### PROVIDED RECORDS

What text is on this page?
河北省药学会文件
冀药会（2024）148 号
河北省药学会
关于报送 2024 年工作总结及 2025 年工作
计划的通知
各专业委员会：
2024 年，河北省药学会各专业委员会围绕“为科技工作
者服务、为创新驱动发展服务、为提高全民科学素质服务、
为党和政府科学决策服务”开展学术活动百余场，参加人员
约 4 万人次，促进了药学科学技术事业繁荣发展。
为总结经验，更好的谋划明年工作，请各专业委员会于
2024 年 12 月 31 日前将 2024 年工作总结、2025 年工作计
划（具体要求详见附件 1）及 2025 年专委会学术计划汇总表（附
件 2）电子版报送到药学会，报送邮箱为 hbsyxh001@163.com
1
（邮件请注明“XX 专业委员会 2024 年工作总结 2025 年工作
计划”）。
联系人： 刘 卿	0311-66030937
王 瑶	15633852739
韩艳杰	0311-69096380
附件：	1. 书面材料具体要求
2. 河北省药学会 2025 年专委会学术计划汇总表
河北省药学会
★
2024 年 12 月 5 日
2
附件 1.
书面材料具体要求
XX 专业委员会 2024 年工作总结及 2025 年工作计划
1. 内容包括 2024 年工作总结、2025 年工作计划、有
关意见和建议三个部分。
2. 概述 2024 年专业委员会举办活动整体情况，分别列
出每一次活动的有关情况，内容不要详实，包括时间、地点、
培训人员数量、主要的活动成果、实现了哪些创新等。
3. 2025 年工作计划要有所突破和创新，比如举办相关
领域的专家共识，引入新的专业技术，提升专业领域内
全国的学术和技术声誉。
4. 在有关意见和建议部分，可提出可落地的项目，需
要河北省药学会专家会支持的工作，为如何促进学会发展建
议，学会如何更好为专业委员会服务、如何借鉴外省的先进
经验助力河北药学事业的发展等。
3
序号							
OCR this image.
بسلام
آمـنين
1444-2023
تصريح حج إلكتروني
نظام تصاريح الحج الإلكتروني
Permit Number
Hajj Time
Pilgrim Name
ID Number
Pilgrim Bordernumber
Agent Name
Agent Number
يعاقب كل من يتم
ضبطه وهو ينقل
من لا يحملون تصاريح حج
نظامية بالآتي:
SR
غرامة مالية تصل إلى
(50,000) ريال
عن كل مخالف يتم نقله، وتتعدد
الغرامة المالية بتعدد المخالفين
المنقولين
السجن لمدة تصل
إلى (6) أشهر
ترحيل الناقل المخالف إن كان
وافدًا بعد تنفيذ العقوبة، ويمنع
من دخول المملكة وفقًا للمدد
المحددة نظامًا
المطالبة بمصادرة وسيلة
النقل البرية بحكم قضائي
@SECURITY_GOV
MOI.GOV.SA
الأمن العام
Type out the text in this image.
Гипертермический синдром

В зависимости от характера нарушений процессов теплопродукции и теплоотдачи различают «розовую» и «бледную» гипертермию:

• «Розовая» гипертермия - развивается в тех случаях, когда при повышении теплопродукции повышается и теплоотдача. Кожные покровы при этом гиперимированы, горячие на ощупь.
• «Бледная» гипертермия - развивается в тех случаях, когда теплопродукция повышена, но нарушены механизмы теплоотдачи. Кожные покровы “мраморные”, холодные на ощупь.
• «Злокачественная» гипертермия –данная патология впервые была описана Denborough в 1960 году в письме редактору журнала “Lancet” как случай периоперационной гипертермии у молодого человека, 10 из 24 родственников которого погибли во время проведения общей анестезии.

### GIVEN EXERCISE
Where a line in the entries holds the word "this", copy that line.

### COMPLETE ANSWER
What text is on this page?
OCR this image.
Type out the text in this image.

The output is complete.